Print the entries that appear below, exactly as written and without their pictures.

#### DATA SUPPLIED

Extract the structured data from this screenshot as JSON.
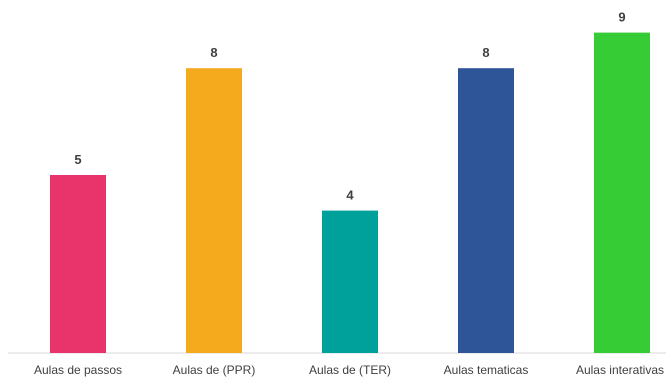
{
  "chart_data": {
    "type": "bar",
    "title": "",
    "xlabel": "",
    "ylabel": "",
    "categories": [
      "Aulas de passos",
      "Aulas de (PPR)",
      "Aulas de (TER)",
      "Aulas tematicas",
      "Aulas interativas"
    ],
    "values": [
      5,
      8,
      4,
      8,
      9
    ],
    "colors": [
      "#e8336b",
      "#f5a91d",
      "#00a19a",
      "#2e5597",
      "#35cc35"
    ],
    "ylim": [
      0,
      9
    ],
    "grid": false,
    "legend": "none",
    "data_labels": true
  }
}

########

→ PROBLEM SOLUTION
Extract the structured data from this screenshot as JSON.
{
  "chart_data": {
    "type": "bar",
    "title": "",
    "xlabel": "",
    "ylabel": "",
    "categories": [
      "Aulas de passos",
      "Aulas de (PPR)",
      "Aulas de (TER)",
      "Aulas tematicas",
      "Aulas interativas"
    ],
    "values": [
      5,
      8,
      4,
      8,
      9
    ],
    "colors": [
      "#e8336b",
      "#f5a91d",
      "#00a19a",
      "#2e5597",
      "#35cc35"
    ],
    "ylim": [
      0,
      9
    ],
    "grid": false,
    "legend": "none",
    "data_labels": true
  }
}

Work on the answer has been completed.